--- Start Raw data ---

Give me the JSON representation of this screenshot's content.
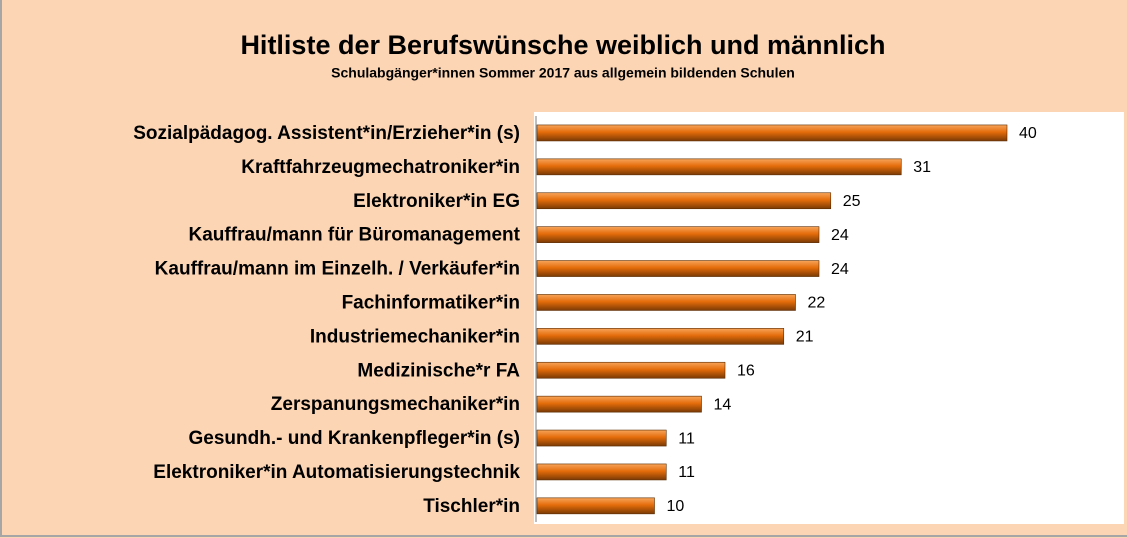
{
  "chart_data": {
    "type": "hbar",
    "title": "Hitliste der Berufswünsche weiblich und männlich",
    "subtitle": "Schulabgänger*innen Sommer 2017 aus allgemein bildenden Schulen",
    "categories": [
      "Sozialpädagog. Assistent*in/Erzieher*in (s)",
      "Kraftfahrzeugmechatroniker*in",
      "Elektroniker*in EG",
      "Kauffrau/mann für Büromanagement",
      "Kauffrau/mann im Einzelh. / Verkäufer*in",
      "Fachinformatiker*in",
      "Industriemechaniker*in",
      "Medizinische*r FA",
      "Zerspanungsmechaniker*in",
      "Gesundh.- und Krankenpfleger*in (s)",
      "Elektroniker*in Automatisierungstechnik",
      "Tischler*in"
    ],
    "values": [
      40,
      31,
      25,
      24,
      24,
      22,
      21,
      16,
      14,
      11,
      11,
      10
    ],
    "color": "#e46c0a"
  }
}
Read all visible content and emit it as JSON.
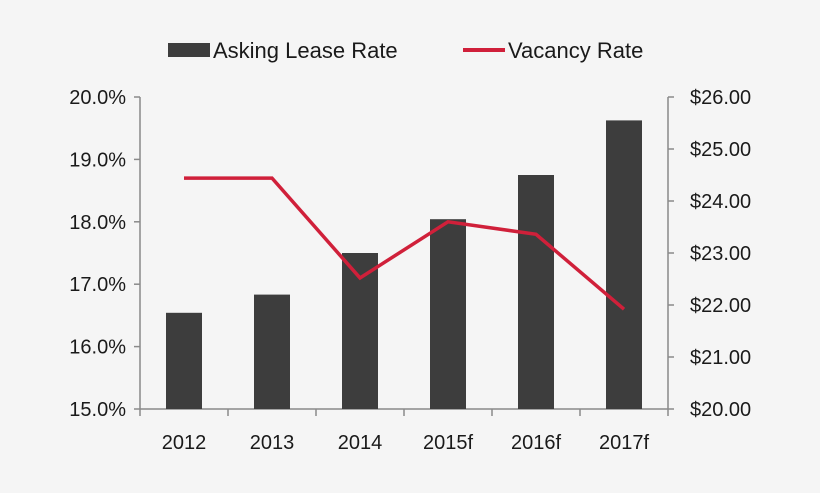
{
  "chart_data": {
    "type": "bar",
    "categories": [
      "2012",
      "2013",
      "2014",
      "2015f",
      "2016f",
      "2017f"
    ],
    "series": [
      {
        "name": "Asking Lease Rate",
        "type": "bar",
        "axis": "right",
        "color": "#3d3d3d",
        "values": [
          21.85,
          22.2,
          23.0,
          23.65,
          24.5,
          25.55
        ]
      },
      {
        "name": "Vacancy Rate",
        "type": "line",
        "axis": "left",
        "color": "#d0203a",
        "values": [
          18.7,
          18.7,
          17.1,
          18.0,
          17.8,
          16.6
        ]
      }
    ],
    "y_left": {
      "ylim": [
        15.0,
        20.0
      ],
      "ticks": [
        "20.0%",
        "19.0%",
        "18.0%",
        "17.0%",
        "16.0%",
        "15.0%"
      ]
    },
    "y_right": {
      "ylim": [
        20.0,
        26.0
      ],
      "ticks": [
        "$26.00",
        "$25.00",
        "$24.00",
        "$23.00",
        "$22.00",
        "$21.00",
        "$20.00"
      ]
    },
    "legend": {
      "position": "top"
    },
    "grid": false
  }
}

--- End Raw data ---
--- Start Raw data ---

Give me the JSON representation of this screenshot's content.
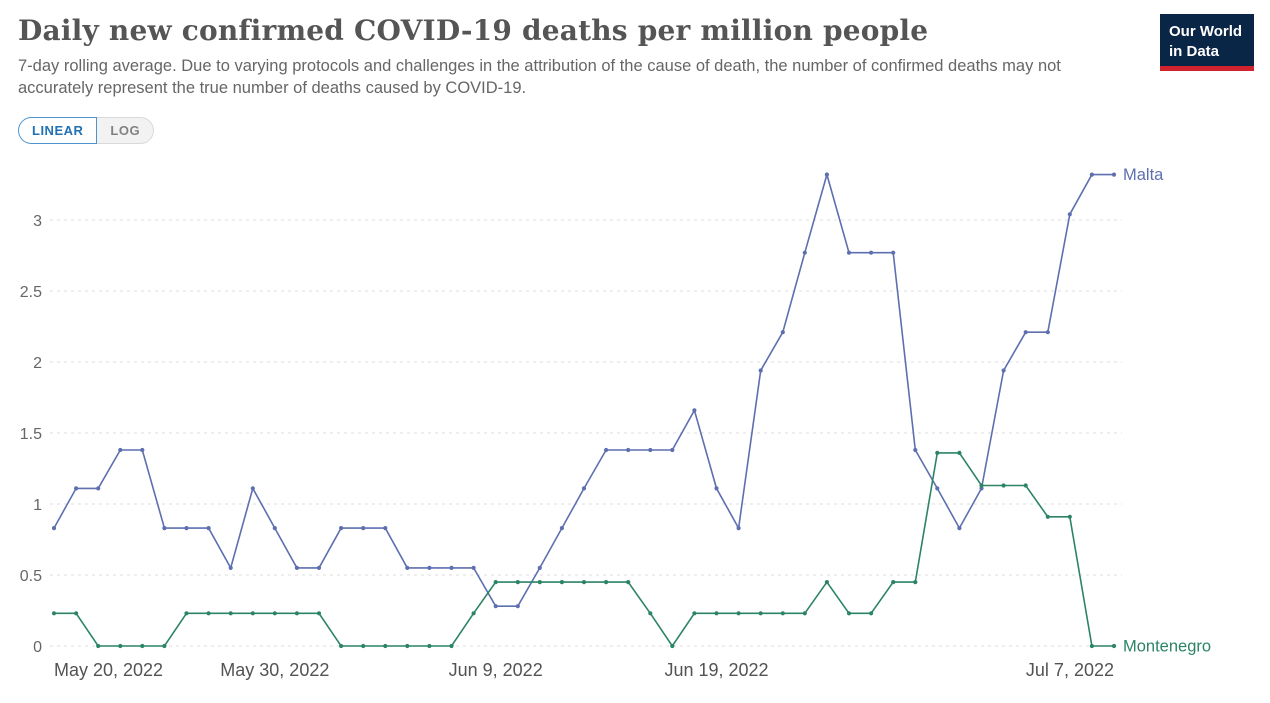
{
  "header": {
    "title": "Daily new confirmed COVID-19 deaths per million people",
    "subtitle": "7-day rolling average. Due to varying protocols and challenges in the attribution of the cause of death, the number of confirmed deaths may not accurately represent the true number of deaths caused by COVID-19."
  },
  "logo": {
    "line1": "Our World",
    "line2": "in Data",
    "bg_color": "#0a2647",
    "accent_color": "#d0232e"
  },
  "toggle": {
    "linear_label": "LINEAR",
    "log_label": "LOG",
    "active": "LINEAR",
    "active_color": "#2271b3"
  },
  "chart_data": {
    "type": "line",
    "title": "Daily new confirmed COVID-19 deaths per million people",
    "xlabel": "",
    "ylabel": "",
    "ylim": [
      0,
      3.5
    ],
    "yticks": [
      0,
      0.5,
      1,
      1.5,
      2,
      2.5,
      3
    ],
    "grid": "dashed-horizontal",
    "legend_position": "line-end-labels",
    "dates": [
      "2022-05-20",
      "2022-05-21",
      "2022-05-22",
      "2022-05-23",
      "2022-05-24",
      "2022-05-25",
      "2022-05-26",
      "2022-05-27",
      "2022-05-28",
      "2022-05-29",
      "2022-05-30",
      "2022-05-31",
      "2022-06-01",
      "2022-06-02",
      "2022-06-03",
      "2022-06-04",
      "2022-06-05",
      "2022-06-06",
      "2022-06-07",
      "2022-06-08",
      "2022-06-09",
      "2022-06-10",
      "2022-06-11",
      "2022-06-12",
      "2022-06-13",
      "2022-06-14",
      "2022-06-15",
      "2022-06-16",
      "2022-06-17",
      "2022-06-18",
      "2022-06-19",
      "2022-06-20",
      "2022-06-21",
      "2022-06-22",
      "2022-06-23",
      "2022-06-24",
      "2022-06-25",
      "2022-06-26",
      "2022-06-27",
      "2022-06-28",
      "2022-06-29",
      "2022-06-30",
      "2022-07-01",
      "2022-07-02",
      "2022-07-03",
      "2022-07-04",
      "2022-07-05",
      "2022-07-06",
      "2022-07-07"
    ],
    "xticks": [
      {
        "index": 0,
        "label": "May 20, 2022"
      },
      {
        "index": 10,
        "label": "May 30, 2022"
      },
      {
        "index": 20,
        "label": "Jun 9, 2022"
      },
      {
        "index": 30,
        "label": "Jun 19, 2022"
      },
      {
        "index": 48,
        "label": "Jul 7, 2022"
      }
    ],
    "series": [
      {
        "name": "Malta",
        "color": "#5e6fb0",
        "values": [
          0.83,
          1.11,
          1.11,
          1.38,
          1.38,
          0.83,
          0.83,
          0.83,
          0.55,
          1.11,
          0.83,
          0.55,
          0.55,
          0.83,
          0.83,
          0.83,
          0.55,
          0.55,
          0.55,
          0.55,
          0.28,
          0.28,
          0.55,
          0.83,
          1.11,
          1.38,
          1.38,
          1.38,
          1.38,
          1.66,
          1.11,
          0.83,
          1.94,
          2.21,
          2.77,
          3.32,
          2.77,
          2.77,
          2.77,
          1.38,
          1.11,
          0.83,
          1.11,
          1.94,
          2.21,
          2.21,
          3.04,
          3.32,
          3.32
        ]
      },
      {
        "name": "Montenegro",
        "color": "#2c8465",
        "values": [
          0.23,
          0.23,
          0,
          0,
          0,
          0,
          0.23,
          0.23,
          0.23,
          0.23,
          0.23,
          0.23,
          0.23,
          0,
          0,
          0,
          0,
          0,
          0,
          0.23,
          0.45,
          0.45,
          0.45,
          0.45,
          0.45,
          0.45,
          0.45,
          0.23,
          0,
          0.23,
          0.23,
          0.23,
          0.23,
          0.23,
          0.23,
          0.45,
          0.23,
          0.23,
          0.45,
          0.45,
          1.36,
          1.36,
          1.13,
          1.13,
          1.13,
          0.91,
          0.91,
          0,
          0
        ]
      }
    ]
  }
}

--- End Raw data ---
--- Start Raw data ---

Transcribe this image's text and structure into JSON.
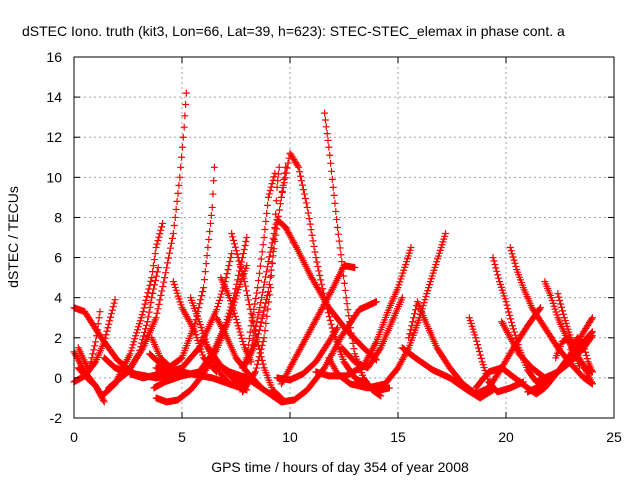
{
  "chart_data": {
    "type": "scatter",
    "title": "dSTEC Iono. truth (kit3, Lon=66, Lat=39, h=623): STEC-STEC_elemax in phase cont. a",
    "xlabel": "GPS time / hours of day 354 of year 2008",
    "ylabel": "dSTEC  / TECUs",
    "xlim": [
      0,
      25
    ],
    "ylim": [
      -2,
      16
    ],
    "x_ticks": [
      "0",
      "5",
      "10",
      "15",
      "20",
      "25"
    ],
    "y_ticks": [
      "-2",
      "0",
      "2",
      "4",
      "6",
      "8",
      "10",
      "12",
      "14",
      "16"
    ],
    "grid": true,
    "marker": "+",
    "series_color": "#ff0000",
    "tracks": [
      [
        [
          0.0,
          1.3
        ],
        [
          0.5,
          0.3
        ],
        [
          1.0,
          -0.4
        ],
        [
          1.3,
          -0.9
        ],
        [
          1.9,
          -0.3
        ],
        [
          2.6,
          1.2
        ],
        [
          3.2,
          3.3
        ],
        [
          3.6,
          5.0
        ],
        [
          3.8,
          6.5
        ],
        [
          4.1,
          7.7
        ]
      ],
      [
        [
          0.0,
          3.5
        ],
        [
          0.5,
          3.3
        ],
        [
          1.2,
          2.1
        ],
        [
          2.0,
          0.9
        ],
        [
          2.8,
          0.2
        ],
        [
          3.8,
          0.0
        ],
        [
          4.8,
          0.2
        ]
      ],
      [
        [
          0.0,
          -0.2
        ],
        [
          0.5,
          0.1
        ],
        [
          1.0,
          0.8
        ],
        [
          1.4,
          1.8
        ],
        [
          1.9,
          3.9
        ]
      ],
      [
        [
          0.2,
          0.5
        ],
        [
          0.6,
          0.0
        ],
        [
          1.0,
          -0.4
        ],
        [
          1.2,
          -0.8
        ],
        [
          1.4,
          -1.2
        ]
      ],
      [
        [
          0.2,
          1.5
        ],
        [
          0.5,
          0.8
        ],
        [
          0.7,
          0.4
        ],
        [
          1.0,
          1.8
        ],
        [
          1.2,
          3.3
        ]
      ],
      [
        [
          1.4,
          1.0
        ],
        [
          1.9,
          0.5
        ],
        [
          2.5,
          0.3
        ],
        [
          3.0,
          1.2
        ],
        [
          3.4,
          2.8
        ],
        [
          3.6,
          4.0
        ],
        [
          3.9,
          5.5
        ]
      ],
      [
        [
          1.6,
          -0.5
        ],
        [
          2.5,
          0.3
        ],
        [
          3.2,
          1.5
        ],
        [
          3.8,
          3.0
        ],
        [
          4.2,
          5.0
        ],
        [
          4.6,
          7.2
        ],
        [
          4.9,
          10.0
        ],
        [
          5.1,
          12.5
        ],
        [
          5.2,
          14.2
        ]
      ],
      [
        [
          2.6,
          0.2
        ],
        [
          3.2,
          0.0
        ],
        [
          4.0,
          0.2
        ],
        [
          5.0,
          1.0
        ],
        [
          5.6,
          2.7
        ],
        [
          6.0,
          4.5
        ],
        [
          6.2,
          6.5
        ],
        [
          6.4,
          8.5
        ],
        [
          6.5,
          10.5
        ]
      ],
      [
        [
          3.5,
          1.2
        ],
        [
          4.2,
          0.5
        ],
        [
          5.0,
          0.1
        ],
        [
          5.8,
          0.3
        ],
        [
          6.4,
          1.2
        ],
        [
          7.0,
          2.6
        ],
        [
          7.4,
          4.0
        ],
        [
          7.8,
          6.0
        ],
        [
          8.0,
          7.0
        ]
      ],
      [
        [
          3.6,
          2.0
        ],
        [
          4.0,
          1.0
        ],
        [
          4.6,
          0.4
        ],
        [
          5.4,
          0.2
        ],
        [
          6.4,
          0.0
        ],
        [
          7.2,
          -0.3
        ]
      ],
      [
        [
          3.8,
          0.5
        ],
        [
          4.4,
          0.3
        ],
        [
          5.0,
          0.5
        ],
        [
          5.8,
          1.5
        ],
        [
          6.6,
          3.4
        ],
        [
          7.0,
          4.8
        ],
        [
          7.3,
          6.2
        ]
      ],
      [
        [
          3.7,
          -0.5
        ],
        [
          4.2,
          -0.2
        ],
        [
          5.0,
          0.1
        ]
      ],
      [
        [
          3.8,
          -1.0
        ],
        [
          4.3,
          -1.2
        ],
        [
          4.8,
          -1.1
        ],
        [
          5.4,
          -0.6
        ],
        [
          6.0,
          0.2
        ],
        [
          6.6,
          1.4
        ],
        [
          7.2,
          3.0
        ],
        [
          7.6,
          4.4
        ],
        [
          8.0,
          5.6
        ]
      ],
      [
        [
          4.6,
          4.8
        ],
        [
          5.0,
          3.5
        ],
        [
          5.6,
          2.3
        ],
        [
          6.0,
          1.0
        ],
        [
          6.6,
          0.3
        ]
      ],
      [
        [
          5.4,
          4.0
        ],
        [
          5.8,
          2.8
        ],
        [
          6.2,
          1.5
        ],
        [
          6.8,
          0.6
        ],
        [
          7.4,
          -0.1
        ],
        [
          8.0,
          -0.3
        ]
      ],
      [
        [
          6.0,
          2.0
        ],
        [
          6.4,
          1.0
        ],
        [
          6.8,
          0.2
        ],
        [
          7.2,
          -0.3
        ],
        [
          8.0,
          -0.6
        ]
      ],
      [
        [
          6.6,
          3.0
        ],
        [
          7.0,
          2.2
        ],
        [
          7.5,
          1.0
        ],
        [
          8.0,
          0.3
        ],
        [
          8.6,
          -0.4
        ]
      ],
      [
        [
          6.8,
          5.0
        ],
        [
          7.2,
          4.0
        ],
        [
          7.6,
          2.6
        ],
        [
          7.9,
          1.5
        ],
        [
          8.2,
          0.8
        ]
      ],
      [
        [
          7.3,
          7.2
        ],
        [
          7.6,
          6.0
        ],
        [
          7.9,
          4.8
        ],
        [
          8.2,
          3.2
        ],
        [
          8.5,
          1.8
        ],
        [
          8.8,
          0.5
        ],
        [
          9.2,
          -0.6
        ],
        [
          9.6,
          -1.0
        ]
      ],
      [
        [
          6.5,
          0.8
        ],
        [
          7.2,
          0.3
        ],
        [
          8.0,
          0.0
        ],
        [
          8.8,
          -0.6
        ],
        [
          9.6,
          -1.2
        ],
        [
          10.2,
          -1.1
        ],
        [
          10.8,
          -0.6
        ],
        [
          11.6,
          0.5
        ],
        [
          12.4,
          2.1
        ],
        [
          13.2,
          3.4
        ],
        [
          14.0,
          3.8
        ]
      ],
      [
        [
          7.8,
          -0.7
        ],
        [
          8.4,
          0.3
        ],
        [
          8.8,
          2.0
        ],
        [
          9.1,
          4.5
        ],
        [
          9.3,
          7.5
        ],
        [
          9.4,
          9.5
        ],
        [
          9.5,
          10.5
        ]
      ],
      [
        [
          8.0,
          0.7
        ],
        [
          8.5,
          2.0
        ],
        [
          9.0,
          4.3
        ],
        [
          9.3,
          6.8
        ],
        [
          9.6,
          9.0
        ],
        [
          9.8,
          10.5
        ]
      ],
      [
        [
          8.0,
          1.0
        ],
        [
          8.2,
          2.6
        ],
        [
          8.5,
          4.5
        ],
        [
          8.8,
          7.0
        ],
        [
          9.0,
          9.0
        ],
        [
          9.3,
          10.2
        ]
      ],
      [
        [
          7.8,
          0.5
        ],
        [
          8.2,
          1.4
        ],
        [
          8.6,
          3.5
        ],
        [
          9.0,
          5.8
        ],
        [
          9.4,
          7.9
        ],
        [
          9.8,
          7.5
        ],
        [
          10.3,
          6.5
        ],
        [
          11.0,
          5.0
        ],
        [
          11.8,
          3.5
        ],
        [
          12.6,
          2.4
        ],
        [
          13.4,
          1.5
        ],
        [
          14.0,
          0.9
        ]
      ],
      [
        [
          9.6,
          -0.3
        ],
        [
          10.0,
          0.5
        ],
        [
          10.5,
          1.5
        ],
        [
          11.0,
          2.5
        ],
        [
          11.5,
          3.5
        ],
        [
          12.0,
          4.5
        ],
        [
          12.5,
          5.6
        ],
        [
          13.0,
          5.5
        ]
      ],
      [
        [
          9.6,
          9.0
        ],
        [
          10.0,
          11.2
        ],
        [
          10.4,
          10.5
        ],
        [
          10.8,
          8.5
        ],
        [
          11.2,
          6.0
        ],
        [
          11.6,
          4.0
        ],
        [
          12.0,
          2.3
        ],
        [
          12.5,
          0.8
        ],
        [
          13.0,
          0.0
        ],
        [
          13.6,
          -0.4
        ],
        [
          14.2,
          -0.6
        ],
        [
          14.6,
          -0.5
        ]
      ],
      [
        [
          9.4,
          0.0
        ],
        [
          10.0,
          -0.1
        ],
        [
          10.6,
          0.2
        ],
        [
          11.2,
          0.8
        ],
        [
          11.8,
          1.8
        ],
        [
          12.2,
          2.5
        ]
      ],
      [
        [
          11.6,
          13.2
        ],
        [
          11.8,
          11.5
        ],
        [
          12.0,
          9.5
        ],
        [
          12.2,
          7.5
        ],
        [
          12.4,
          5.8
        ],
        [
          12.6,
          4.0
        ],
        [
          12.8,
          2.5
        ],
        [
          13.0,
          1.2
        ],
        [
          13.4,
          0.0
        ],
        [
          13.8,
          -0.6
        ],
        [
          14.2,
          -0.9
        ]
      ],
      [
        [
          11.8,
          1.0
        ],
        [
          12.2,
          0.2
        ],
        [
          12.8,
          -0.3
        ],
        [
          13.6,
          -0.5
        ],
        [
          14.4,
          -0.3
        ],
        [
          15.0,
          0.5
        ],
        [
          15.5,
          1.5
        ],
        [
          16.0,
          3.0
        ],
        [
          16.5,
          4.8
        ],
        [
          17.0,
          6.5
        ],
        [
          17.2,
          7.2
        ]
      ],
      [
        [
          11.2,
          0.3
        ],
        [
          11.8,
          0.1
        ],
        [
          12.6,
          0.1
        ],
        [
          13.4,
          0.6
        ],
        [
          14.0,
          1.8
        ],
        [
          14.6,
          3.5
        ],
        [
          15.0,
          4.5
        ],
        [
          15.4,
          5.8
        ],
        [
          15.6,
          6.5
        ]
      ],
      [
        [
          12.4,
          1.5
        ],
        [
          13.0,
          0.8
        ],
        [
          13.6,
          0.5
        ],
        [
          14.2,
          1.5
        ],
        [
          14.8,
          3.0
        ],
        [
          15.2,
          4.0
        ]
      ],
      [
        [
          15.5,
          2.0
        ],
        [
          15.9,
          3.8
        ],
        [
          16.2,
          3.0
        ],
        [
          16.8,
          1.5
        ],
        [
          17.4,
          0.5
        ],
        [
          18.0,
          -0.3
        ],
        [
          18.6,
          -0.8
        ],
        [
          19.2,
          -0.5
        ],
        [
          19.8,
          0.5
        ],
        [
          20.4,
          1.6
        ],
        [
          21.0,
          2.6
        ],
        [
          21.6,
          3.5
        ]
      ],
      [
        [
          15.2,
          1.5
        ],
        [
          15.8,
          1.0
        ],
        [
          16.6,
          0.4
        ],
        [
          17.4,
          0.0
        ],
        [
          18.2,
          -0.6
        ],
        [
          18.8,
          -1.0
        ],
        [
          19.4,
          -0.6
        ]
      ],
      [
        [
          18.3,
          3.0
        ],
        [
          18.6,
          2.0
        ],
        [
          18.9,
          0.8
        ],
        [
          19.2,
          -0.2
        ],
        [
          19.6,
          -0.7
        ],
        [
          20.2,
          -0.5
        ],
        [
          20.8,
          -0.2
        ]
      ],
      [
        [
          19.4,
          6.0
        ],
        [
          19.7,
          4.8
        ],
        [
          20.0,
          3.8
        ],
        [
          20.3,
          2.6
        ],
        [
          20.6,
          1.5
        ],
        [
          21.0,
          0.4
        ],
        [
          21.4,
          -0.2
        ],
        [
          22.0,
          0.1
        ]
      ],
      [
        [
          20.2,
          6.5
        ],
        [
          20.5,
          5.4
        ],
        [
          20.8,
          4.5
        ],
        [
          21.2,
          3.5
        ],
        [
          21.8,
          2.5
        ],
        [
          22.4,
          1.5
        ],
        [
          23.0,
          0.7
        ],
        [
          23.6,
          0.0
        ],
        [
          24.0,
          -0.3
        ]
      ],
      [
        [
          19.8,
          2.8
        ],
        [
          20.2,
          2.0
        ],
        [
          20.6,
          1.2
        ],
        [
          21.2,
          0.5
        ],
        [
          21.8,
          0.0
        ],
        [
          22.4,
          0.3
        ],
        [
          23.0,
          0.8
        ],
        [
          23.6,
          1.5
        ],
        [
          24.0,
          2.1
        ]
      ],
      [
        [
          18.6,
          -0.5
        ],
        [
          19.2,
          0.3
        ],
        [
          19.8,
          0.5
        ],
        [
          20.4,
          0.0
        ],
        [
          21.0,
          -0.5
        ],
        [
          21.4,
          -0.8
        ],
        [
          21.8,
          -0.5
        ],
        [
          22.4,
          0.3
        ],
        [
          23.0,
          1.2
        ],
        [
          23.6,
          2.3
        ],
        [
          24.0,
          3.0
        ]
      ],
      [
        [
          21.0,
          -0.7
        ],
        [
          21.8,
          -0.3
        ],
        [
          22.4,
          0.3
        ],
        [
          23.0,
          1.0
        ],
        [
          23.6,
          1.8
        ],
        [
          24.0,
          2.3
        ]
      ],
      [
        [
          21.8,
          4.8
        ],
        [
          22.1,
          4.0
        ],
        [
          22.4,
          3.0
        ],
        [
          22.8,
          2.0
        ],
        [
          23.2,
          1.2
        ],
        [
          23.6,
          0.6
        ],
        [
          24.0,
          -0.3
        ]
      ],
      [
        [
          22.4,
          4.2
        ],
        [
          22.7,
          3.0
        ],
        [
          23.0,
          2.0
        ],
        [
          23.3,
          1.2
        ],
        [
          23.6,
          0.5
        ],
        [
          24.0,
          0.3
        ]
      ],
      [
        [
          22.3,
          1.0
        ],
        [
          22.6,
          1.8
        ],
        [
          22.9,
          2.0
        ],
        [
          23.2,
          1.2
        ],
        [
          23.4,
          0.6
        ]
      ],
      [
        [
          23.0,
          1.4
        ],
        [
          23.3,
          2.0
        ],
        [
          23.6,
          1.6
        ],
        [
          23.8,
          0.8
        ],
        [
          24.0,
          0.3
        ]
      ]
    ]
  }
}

--- End Raw data ---

*To be done:*
From the data above, gather every line that includes the word "true".

*Solution to the problem:*
    "subtitle": "7-day rolling average. Due to varying protocols and challenges in the attribution of the cause of death, the number of confirmed deaths may not accurately represent the true number of deaths caused by COVID-19."
    "grid": true,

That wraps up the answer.